Do this: Read the lines below. Copy out any that hold the string "data".

Materials provided:
********
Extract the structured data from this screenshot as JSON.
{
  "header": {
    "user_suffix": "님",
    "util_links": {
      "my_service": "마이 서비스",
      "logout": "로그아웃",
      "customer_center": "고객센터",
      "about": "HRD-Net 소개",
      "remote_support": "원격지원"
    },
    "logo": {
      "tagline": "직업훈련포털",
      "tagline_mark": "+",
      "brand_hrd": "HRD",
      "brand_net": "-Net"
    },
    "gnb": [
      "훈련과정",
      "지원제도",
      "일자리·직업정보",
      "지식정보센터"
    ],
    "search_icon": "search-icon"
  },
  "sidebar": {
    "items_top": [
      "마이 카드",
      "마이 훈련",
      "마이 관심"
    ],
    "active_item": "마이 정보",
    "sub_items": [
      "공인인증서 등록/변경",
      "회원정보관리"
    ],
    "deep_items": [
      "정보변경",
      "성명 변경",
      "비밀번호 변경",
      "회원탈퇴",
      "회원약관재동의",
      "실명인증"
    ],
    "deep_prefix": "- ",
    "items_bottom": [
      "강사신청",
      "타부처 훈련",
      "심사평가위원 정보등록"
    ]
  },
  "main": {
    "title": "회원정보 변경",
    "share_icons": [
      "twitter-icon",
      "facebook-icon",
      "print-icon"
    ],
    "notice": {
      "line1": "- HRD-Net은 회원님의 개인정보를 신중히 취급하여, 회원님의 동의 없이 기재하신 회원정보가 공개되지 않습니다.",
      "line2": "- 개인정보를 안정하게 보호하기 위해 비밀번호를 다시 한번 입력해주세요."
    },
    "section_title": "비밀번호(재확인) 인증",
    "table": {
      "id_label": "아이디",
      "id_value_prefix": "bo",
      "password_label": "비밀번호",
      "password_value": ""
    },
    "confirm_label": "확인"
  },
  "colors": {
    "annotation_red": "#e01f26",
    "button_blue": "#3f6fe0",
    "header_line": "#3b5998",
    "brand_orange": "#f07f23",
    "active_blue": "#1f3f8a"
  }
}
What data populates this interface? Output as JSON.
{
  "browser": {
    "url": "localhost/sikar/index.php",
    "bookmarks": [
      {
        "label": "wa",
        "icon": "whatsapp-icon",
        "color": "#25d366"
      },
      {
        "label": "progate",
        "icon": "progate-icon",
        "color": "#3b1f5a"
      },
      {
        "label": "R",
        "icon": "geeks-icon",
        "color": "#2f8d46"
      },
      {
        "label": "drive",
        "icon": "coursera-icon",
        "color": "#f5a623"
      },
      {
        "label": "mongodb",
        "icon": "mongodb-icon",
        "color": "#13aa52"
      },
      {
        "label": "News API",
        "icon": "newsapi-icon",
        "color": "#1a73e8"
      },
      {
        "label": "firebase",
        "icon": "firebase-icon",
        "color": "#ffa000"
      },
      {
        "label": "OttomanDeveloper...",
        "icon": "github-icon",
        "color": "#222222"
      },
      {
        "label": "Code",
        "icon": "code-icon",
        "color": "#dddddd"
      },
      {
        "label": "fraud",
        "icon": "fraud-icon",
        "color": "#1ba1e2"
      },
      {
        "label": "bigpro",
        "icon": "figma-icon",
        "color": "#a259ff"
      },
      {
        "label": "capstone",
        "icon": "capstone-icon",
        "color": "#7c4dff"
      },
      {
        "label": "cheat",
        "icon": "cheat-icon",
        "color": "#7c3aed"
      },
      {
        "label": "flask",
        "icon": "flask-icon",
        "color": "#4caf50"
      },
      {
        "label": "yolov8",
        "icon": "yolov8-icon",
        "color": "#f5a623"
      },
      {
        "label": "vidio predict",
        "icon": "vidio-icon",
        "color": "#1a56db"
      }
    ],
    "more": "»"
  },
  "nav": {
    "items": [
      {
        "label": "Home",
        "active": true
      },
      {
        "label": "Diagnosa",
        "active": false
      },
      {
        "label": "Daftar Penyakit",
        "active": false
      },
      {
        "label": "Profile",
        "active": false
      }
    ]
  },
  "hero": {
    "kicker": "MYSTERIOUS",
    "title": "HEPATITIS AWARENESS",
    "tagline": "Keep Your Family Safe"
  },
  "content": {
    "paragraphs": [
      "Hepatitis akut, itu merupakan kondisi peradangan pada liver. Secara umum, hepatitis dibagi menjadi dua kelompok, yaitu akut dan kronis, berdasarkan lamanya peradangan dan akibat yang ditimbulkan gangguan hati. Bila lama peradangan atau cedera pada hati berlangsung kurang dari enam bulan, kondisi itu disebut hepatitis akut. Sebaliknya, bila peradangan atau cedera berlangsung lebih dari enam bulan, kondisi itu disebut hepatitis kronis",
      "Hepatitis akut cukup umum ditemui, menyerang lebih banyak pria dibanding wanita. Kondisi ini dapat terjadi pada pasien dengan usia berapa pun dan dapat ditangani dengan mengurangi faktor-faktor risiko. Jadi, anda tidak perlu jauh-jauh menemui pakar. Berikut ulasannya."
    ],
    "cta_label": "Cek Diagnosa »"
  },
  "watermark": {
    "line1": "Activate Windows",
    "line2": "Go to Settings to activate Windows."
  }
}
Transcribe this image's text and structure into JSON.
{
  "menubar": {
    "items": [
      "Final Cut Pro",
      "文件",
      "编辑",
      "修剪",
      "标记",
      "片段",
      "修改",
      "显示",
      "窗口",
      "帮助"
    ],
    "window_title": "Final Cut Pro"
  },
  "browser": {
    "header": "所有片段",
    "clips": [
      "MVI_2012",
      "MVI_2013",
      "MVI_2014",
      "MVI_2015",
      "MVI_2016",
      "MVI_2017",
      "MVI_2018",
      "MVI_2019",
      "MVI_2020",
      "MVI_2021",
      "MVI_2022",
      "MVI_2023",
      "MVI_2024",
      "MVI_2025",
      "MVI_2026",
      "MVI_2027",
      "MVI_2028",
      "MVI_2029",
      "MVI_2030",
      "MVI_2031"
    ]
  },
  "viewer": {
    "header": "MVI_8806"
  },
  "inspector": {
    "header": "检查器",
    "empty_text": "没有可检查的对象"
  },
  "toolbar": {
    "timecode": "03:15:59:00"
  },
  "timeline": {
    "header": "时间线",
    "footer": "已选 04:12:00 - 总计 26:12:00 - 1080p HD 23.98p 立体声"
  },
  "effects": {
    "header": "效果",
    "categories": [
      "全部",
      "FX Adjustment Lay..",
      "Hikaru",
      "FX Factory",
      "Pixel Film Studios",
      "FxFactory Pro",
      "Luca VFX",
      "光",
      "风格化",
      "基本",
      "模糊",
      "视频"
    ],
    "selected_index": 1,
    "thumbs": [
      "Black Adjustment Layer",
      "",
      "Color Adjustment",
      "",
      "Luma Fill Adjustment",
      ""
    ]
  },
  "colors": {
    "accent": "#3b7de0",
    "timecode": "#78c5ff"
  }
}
********
Solved problem:
Extract the structured data from this screenshot as JSON.
What data populates this interface? Output as JSON.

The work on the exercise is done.